* WHAT IS ASKED *
All entries must be extracted exactly, with nothing added or dropped.
* Begin SUPPLIED MATERIAL *
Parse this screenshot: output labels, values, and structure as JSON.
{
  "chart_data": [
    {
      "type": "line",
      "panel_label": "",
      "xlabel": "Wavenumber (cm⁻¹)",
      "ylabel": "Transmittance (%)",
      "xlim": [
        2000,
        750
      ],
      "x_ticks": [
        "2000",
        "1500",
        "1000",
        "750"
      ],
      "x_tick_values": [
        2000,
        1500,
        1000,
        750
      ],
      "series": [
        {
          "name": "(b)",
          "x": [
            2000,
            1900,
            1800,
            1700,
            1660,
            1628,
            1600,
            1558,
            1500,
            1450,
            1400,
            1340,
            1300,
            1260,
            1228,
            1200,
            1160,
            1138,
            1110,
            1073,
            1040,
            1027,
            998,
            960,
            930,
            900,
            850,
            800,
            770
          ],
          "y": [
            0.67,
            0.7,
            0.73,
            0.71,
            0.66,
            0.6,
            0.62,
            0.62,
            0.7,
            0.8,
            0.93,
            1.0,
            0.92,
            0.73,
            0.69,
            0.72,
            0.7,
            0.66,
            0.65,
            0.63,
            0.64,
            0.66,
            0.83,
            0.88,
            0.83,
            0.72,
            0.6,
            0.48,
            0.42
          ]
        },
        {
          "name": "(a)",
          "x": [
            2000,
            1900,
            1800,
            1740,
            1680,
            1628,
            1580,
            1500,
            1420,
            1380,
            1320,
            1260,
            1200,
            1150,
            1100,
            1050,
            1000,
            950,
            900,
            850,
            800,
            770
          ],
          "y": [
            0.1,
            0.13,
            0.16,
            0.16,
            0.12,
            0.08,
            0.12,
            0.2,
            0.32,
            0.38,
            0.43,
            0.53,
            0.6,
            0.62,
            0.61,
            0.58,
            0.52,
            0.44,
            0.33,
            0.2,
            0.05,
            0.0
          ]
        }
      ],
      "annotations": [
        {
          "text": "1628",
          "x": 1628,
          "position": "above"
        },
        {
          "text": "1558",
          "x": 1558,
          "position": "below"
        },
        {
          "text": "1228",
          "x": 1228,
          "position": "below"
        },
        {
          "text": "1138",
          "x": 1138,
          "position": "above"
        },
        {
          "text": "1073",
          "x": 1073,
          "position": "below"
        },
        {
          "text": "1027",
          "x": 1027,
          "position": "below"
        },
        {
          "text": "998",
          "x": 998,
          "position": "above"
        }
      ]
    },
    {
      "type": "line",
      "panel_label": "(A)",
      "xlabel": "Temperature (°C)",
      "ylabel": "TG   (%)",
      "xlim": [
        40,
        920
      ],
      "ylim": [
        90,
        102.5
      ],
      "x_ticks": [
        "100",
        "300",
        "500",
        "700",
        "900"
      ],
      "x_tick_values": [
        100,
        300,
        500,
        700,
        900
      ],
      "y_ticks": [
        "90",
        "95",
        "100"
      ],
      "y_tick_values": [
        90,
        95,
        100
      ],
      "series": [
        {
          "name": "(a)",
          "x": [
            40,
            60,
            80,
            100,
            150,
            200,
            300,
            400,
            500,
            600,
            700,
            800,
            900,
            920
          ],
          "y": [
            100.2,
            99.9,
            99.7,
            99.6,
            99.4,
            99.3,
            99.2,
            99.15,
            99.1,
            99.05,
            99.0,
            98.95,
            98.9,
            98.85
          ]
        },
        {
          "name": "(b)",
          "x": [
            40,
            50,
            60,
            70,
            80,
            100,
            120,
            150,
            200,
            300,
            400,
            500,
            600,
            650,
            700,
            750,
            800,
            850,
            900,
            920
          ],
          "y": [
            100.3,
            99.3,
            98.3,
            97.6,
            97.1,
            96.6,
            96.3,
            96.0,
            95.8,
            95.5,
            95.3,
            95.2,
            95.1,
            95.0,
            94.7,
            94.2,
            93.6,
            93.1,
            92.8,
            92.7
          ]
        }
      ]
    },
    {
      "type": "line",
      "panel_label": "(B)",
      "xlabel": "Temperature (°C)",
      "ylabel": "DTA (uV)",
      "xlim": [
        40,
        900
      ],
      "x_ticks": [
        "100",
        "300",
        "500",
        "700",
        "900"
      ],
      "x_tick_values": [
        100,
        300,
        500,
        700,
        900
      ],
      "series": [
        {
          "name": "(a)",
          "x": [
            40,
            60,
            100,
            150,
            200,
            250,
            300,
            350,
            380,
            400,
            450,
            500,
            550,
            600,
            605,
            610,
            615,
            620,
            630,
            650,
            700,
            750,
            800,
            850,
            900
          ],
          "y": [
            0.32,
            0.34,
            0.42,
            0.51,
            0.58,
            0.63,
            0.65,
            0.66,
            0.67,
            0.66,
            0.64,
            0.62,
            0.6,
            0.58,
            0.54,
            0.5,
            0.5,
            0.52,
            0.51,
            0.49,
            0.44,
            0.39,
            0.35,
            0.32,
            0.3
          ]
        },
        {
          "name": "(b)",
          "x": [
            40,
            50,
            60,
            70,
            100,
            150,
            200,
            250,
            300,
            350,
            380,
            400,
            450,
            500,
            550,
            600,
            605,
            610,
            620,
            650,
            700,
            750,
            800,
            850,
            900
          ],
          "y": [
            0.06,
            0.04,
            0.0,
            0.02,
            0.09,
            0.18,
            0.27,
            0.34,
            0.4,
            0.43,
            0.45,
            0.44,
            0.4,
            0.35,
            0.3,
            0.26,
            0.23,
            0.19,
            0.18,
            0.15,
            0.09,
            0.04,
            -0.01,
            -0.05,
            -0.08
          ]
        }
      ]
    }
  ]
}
* End SUPPLIED MATERIAL *
* FINAL RESULT *
Parse this screenshot: output labels, values, and structure as JSON.
{
  "chart_data": [
    {
      "type": "line",
      "panel_label": "",
      "xlabel": "Wavenumber (cm⁻¹)",
      "ylabel": "Transmittance (%)",
      "xlim": [
        2000,
        750
      ],
      "x_ticks": [
        "2000",
        "1500",
        "1000",
        "750"
      ],
      "x_tick_values": [
        2000,
        1500,
        1000,
        750
      ],
      "series": [
        {
          "name": "(b)",
          "x": [
            2000,
            1900,
            1800,
            1700,
            1660,
            1628,
            1600,
            1558,
            1500,
            1450,
            1400,
            1340,
            1300,
            1260,
            1228,
            1200,
            1160,
            1138,
            1110,
            1073,
            1040,
            1027,
            998,
            960,
            930,
            900,
            850,
            800,
            770
          ],
          "y": [
            0.67,
            0.7,
            0.73,
            0.71,
            0.66,
            0.6,
            0.62,
            0.62,
            0.7,
            0.8,
            0.93,
            1.0,
            0.92,
            0.73,
            0.69,
            0.72,
            0.7,
            0.66,
            0.65,
            0.63,
            0.64,
            0.66,
            0.83,
            0.88,
            0.83,
            0.72,
            0.6,
            0.48,
            0.42
          ]
        },
        {
          "name": "(a)",
          "x": [
            2000,
            1900,
            1800,
            1740,
            1680,
            1628,
            1580,
            1500,
            1420,
            1380,
            1320,
            1260,
            1200,
            1150,
            1100,
            1050,
            1000,
            950,
            900,
            850,
            800,
            770
          ],
          "y": [
            0.1,
            0.13,
            0.16,
            0.16,
            0.12,
            0.08,
            0.12,
            0.2,
            0.32,
            0.38,
            0.43,
            0.53,
            0.6,
            0.62,
            0.61,
            0.58,
            0.52,
            0.44,
            0.33,
            0.2,
            0.05,
            0.0
          ]
        }
      ],
      "annotations": [
        {
          "text": "1628",
          "x": 1628,
          "position": "above"
        },
        {
          "text": "1558",
          "x": 1558,
          "position": "below"
        },
        {
          "text": "1228",
          "x": 1228,
          "position": "below"
        },
        {
          "text": "1138",
          "x": 1138,
          "position": "above"
        },
        {
          "text": "1073",
          "x": 1073,
          "position": "below"
        },
        {
          "text": "1027",
          "x": 1027,
          "position": "below"
        },
        {
          "text": "998",
          "x": 998,
          "position": "above"
        }
      ]
    },
    {
      "type": "line",
      "panel_label": "(A)",
      "xlabel": "Temperature (°C)",
      "ylabel": "TG   (%)",
      "xlim": [
        40,
        920
      ],
      "ylim": [
        90,
        102.5
      ],
      "x_ticks": [
        "100",
        "300",
        "500",
        "700",
        "900"
      ],
      "x_tick_values": [
        100,
        300,
        500,
        700,
        900
      ],
      "y_ticks": [
        "90",
        "95",
        "100"
      ],
      "y_tick_values": [
        90,
        95,
        100
      ],
      "series": [
        {
          "name": "(a)",
          "x": [
            40,
            60,
            80,
            100,
            150,
            200,
            300,
            400,
            500,
            600,
            700,
            800,
            900,
            920
          ],
          "y": [
            100.2,
            99.9,
            99.7,
            99.6,
            99.4,
            99.3,
            99.2,
            99.15,
            99.1,
            99.05,
            99.0,
            98.95,
            98.9,
            98.85
          ]
        },
        {
          "name": "(b)",
          "x": [
            40,
            50,
            60,
            70,
            80,
            100,
            120,
            150,
            200,
            300,
            400,
            500,
            600,
            650,
            700,
            750,
            800,
            850,
            900,
            920
          ],
          "y": [
            100.3,
            99.3,
            98.3,
            97.6,
            97.1,
            96.6,
            96.3,
            96.0,
            95.8,
            95.5,
            95.3,
            95.2,
            95.1,
            95.0,
            94.7,
            94.2,
            93.6,
            93.1,
            92.8,
            92.7
          ]
        }
      ]
    },
    {
      "type": "line",
      "panel_label": "(B)",
      "xlabel": "Temperature (°C)",
      "ylabel": "DTA (uV)",
      "xlim": [
        40,
        900
      ],
      "x_ticks": [
        "100",
        "300",
        "500",
        "700",
        "900"
      ],
      "x_tick_values": [
        100,
        300,
        500,
        700,
        900
      ],
      "series": [
        {
          "name": "(a)",
          "x": [
            40,
            60,
            100,
            150,
            200,
            250,
            300,
            350,
            380,
            400,
            450,
            500,
            550,
            600,
            605,
            610,
            615,
            620,
            630,
            650,
            700,
            750,
            800,
            850,
            900
          ],
          "y": [
            0.32,
            0.34,
            0.42,
            0.51,
            0.58,
            0.63,
            0.65,
            0.66,
            0.67,
            0.66,
            0.64,
            0.62,
            0.6,
            0.58,
            0.54,
            0.5,
            0.5,
            0.52,
            0.51,
            0.49,
            0.44,
            0.39,
            0.35,
            0.32,
            0.3
          ]
        },
        {
          "name": "(b)",
          "x": [
            40,
            50,
            60,
            70,
            100,
            150,
            200,
            250,
            300,
            350,
            380,
            400,
            450,
            500,
            550,
            600,
            605,
            610,
            620,
            650,
            700,
            750,
            800,
            850,
            900
          ],
          "y": [
            0.06,
            0.04,
            0.0,
            0.02,
            0.09,
            0.18,
            0.27,
            0.34,
            0.4,
            0.43,
            0.45,
            0.44,
            0.4,
            0.35,
            0.3,
            0.26,
            0.23,
            0.19,
            0.18,
            0.15,
            0.09,
            0.04,
            -0.01,
            -0.05,
            -0.08
          ]
        }
      ]
    }
  ]
}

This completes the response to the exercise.